### Given problem:
Return the listing below in full, with every line exactly as it is.
-- START OF Data --
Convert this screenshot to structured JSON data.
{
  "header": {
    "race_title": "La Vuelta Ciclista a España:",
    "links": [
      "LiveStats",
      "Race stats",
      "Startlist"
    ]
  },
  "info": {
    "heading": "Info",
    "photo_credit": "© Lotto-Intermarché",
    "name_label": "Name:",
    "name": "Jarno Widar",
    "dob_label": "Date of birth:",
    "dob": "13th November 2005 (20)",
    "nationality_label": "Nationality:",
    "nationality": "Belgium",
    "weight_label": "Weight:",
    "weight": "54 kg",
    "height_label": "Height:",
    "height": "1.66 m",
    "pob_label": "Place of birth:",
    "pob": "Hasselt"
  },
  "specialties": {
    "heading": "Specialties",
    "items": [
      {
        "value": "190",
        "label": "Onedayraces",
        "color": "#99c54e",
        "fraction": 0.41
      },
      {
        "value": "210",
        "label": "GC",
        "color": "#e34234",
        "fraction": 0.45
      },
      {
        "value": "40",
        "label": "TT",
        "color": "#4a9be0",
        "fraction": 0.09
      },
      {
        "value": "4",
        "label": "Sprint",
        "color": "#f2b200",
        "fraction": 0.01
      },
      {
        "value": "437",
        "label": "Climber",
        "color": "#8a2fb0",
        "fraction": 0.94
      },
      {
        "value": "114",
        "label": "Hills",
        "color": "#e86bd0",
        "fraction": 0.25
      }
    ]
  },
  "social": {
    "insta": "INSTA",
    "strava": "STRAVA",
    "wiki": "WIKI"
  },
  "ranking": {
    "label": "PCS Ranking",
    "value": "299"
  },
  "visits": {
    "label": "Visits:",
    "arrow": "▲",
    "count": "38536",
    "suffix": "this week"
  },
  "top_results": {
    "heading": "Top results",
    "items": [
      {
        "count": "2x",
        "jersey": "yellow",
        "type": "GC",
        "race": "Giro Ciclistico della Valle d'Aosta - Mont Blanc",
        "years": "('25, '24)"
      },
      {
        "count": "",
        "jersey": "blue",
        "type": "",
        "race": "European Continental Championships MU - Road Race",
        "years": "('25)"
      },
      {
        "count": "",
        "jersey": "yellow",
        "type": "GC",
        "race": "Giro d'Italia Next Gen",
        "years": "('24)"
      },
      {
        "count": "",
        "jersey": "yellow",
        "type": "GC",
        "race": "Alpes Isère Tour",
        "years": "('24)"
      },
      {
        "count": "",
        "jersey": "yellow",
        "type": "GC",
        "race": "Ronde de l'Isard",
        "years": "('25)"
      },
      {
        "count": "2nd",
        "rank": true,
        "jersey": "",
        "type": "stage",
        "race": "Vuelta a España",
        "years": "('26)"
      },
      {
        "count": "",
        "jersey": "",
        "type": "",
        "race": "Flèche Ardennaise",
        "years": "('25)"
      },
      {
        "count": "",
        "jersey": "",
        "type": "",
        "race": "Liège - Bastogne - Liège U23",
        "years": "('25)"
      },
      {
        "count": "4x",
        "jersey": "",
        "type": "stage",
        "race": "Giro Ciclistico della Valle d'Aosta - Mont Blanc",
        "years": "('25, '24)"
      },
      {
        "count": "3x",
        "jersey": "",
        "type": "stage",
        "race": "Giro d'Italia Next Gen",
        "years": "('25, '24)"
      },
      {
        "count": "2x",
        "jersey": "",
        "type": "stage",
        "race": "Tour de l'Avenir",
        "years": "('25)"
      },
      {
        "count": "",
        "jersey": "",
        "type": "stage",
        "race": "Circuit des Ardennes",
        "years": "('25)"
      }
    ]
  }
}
-- END OF Data --
### Answer for the task:
Convert this screenshot to structured JSON data.
{
  "header": {
    "race_title": "La Vuelta Ciclista a España:",
    "links": [
      "LiveStats",
      "Race stats",
      "Startlist"
    ]
  },
  "info": {
    "heading": "Info",
    "photo_credit": "© Lotto-Intermarché",
    "name_label": "Name:",
    "name": "Jarno Widar",
    "dob_label": "Date of birth:",
    "dob": "13th November 2005 (20)",
    "nationality_label": "Nationality:",
    "nationality": "Belgium",
    "weight_label": "Weight:",
    "weight": "54 kg",
    "height_label": "Height:",
    "height": "1.66 m",
    "pob_label": "Place of birth:",
    "pob": "Hasselt"
  },
  "specialties": {
    "heading": "Specialties",
    "items": [
      {
        "value": "190",
        "label": "Onedayraces",
        "color": "#99c54e",
        "fraction": 0.41
      },
      {
        "value": "210",
        "label": "GC",
        "color": "#e34234",
        "fraction": 0.45
      },
      {
        "value": "40",
        "label": "TT",
        "color": "#4a9be0",
        "fraction": 0.09
      },
      {
        "value": "4",
        "label": "Sprint",
        "color": "#f2b200",
        "fraction": 0.01
      },
      {
        "value": "437",
        "label": "Climber",
        "color": "#8a2fb0",
        "fraction": 0.94
      },
      {
        "value": "114",
        "label": "Hills",
        "color": "#e86bd0",
        "fraction": 0.25
      }
    ]
  },
  "social": {
    "insta": "INSTA",
    "strava": "STRAVA",
    "wiki": "WIKI"
  },
  "ranking": {
    "label": "PCS Ranking",
    "value": "299"
  },
  "visits": {
    "label": "Visits:",
    "arrow": "▲",
    "count": "38536",
    "suffix": "this week"
  },
  "top_results": {
    "heading": "Top results",
    "items": [
      {
        "count": "2x",
        "jersey": "yellow",
        "type": "GC",
        "race": "Giro Ciclistico della Valle d'Aosta - Mont Blanc",
        "years": "('25, '24)"
      },
      {
        "count": "",
        "jersey": "blue",
        "type": "",
        "race": "European Continental Championships MU - Road Race",
        "years": "('25)"
      },
      {
        "count": "",
        "jersey": "yellow",
        "type": "GC",
        "race": "Giro d'Italia Next Gen",
        "years": "('24)"
      },
      {
        "count": "",
        "jersey": "yellow",
        "type": "GC",
        "race": "Alpes Isère Tour",
        "years": "('24)"
      },
      {
        "count": "",
        "jersey": "yellow",
        "type": "GC",
        "race": "Ronde de l'Isard",
        "years": "('25)"
      },
      {
        "count": "2nd",
        "rank": true,
        "jersey": "",
        "type": "stage",
        "race": "Vuelta a España",
        "years": "('26)"
      },
      {
        "count": "",
        "jersey": "",
        "type": "",
        "race": "Flèche Ardennaise",
        "years": "('25)"
      },
      {
        "count": "",
        "jersey": "",
        "type": "",
        "race": "Liège - Bastogne - Liège U23",
        "years": "('25)"
      },
      {
        "count": "4x",
        "jersey": "",
        "type": "stage",
        "race": "Giro Ciclistico della Valle d'Aosta - Mont Blanc",
        "years": "('25, '24)"
      },
      {
        "count": "3x",
        "jersey": "",
        "type": "stage",
        "race": "Giro d'Italia Next Gen",
        "years": "('25, '24)"
      },
      {
        "count": "2x",
        "jersey": "",
        "type": "stage",
        "race": "Tour de l'Avenir",
        "years": "('25)"
      },
      {
        "count": "",
        "jersey": "",
        "type": "stage",
        "race": "Circuit des Ardennes",
        "years": "('25)"
      }
    ]
  }
}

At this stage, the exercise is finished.